** What is required **
All of the lines below are to be printed again exactly; images are excluded from the output.

[Entries with figure data]
+--
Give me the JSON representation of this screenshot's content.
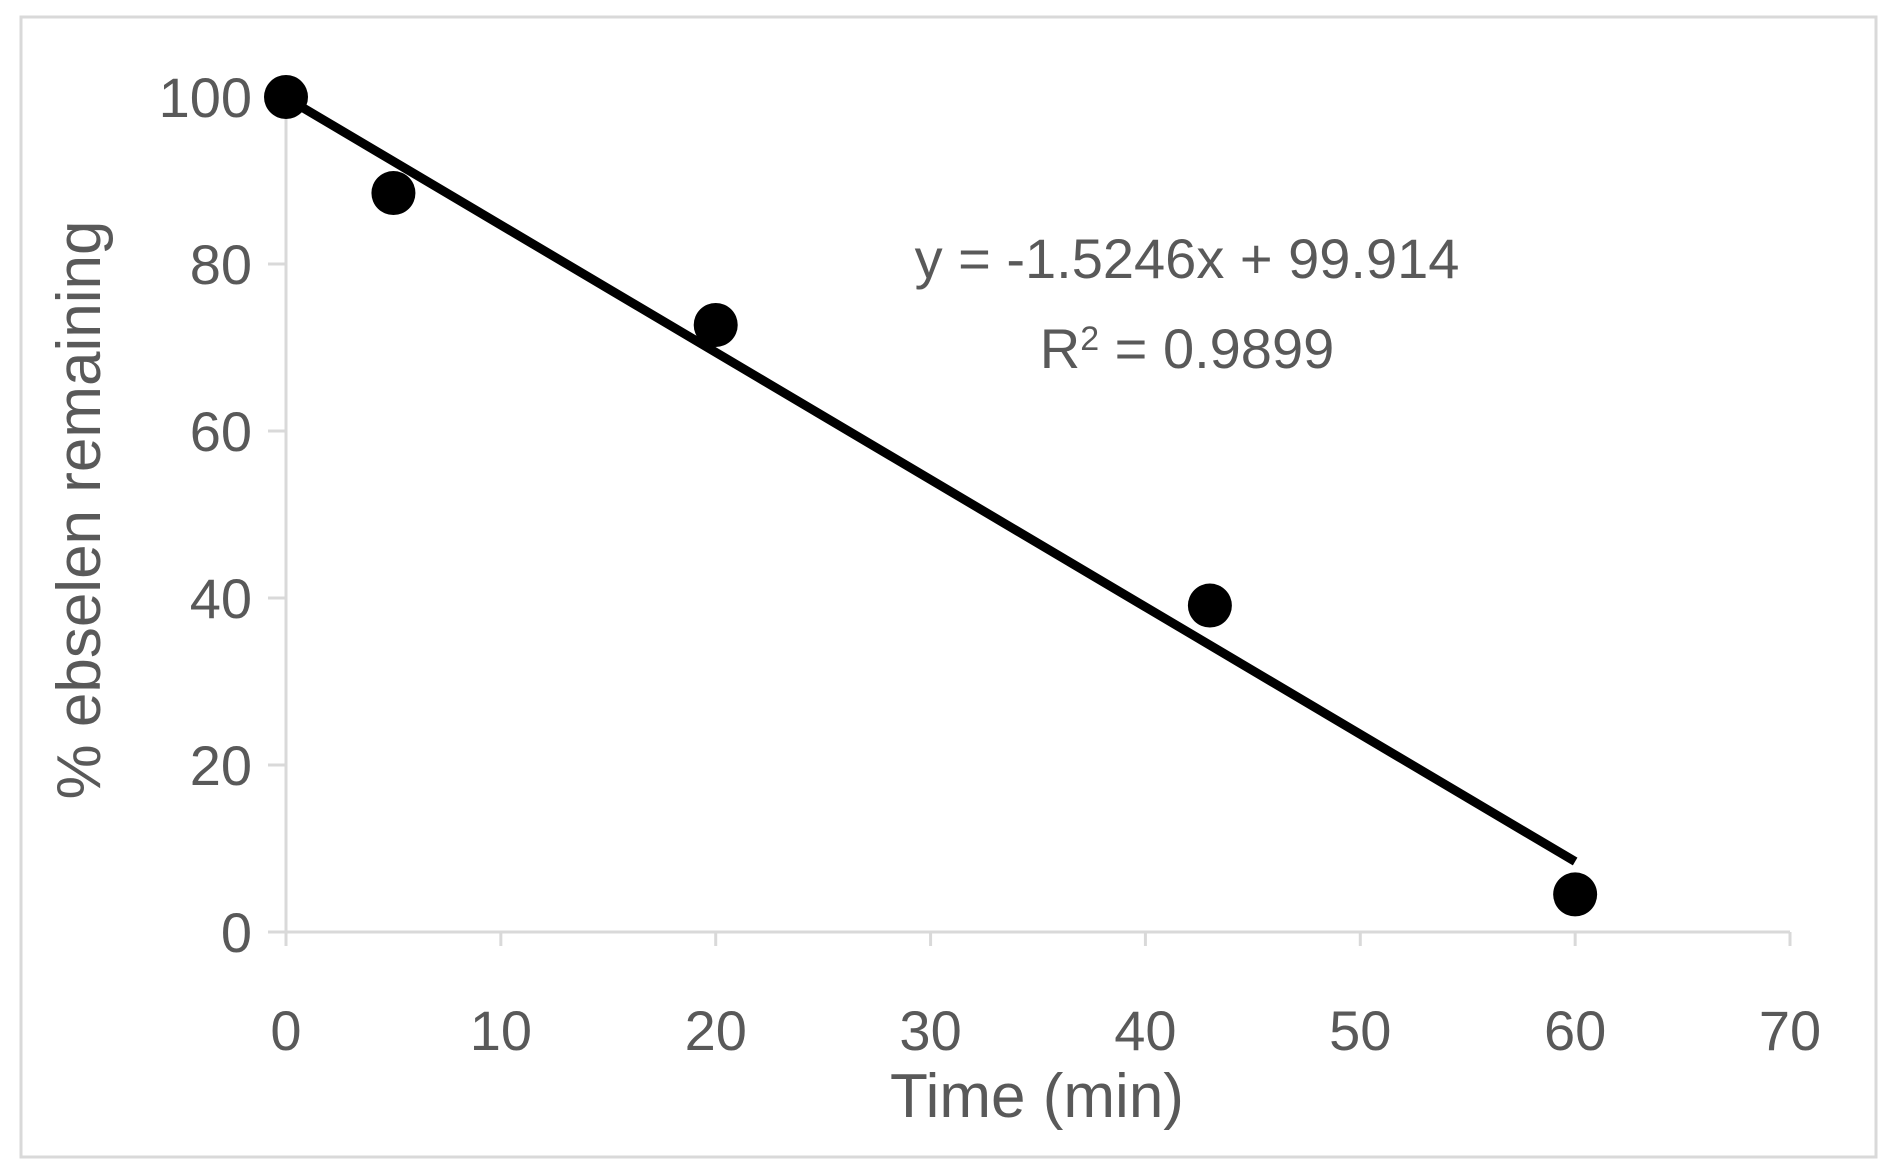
{
  "chart_data": {
    "type": "scatter",
    "title": "",
    "xlabel": "Time (min)",
    "ylabel": "% ebselen remaining",
    "xlim": [
      0,
      70
    ],
    "ylim": [
      0,
      100
    ],
    "x_ticks": [
      "0",
      "10",
      "20",
      "30",
      "40",
      "50",
      "60",
      "70"
    ],
    "y_ticks": [
      "0",
      "20",
      "40",
      "60",
      "80",
      "100"
    ],
    "grid": false,
    "legend": "none",
    "marker_color": "#000000",
    "series": [
      {
        "x": [
          0,
          5,
          20,
          43,
          60
        ],
        "y": [
          100,
          88.5,
          72.7,
          39.1,
          4.5
        ]
      }
    ],
    "trendline": {
      "slope": -1.5246,
      "intercept": 99.914,
      "x_range": [
        0,
        60
      ],
      "equation": "y = -1.5246x + 99.914",
      "r2_prefix": "R",
      "r2_sup": "2",
      "r2_value": " = 0.9899"
    }
  }
}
+--
** Reply **
Give me the JSON representation of this screenshot's content.
{
  "chart_data": {
    "type": "scatter",
    "title": "",
    "xlabel": "Time (min)",
    "ylabel": "% ebselen remaining",
    "xlim": [
      0,
      70
    ],
    "ylim": [
      0,
      100
    ],
    "x_ticks": [
      "0",
      "10",
      "20",
      "30",
      "40",
      "50",
      "60",
      "70"
    ],
    "y_ticks": [
      "0",
      "20",
      "40",
      "60",
      "80",
      "100"
    ],
    "grid": false,
    "legend": "none",
    "marker_color": "#000000",
    "series": [
      {
        "x": [
          0,
          5,
          20,
          43,
          60
        ],
        "y": [
          100,
          88.5,
          72.7,
          39.1,
          4.5
        ]
      }
    ],
    "trendline": {
      "slope": -1.5246,
      "intercept": 99.914,
      "x_range": [
        0,
        60
      ],
      "equation": "y = -1.5246x + 99.914",
      "r2_prefix": "R",
      "r2_sup": "2",
      "r2_value": " = 0.9899"
    }
  }
}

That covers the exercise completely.